**** RECORDS FOR THE TASK ****

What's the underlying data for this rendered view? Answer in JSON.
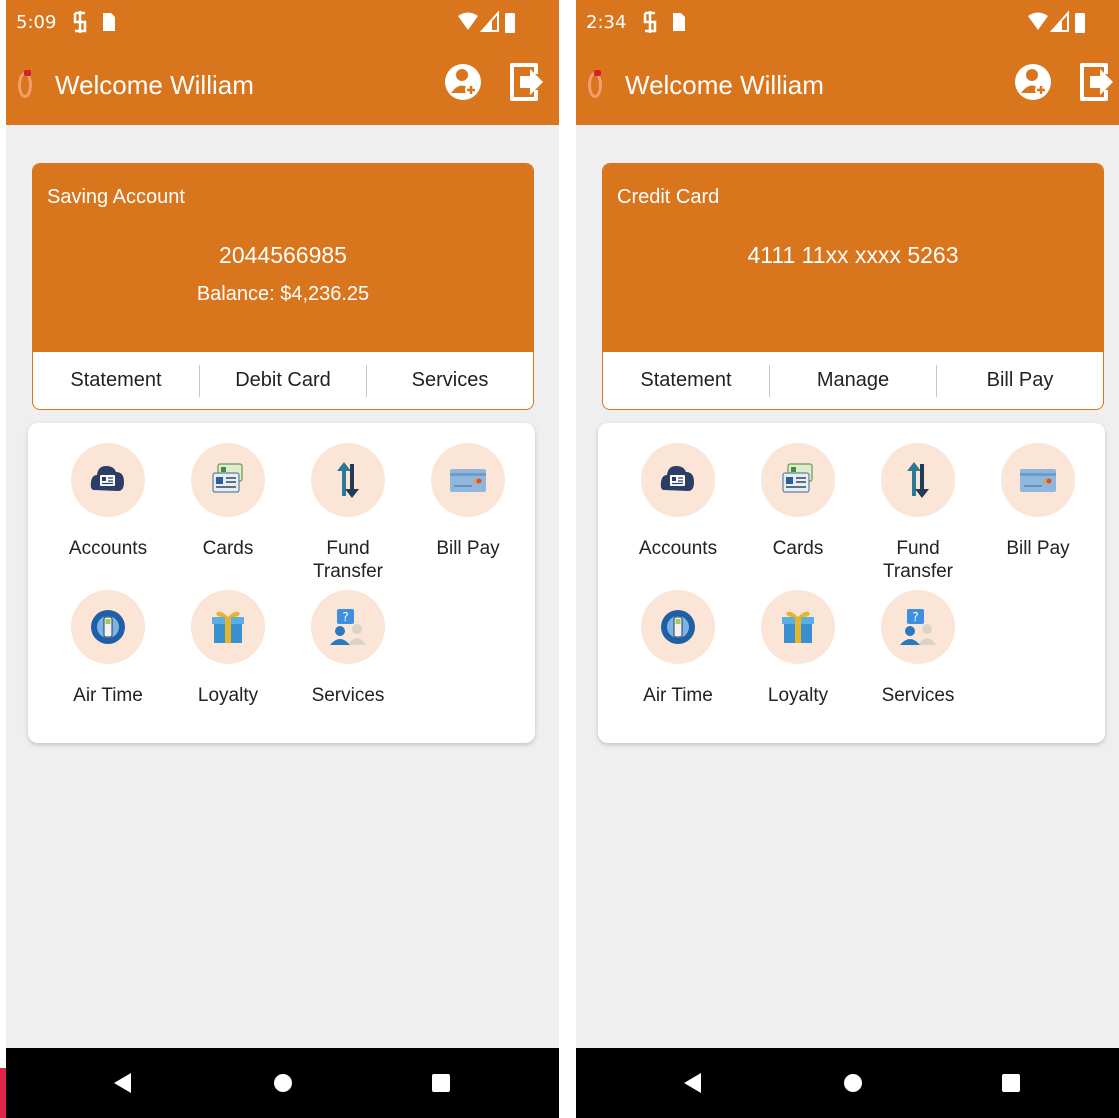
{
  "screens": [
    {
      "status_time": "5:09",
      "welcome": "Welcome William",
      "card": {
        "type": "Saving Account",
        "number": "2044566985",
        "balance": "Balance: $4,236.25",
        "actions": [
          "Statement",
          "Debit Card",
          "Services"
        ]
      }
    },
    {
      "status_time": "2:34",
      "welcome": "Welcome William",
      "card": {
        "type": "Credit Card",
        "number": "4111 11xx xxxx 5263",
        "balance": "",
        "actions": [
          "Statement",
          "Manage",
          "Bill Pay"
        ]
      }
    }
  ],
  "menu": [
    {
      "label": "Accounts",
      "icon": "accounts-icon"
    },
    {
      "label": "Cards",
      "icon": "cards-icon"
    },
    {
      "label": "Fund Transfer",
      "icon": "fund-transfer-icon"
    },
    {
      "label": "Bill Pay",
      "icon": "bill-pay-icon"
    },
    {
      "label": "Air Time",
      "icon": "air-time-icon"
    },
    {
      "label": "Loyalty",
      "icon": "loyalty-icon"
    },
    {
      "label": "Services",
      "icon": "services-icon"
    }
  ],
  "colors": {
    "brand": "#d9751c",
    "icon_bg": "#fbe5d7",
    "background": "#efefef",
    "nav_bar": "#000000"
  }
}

****

### [STATED PROBLEM]
Transcribe the preceding listing in its entirety and with exact wording, leaving out pictures.

### [OUTPUT OF THE EXERCISE]
What's the underlying data for this rendered view? Answer in JSON.
{
  "screens": [
    {
      "status_time": "5:09",
      "welcome": "Welcome William",
      "card": {
        "type": "Saving Account",
        "number": "2044566985",
        "balance": "Balance: $4,236.25",
        "actions": [
          "Statement",
          "Debit Card",
          "Services"
        ]
      }
    },
    {
      "status_time": "2:34",
      "welcome": "Welcome William",
      "card": {
        "type": "Credit Card",
        "number": "4111 11xx xxxx 5263",
        "balance": "",
        "actions": [
          "Statement",
          "Manage",
          "Bill Pay"
        ]
      }
    }
  ],
  "menu": [
    {
      "label": "Accounts",
      "icon": "accounts-icon"
    },
    {
      "label": "Cards",
      "icon": "cards-icon"
    },
    {
      "label": "Fund Transfer",
      "icon": "fund-transfer-icon"
    },
    {
      "label": "Bill Pay",
      "icon": "bill-pay-icon"
    },
    {
      "label": "Air Time",
      "icon": "air-time-icon"
    },
    {
      "label": "Loyalty",
      "icon": "loyalty-icon"
    },
    {
      "label": "Services",
      "icon": "services-icon"
    }
  ],
  "colors": {
    "brand": "#d9751c",
    "icon_bg": "#fbe5d7",
    "background": "#efefef",
    "nav_bar": "#000000"
  }
}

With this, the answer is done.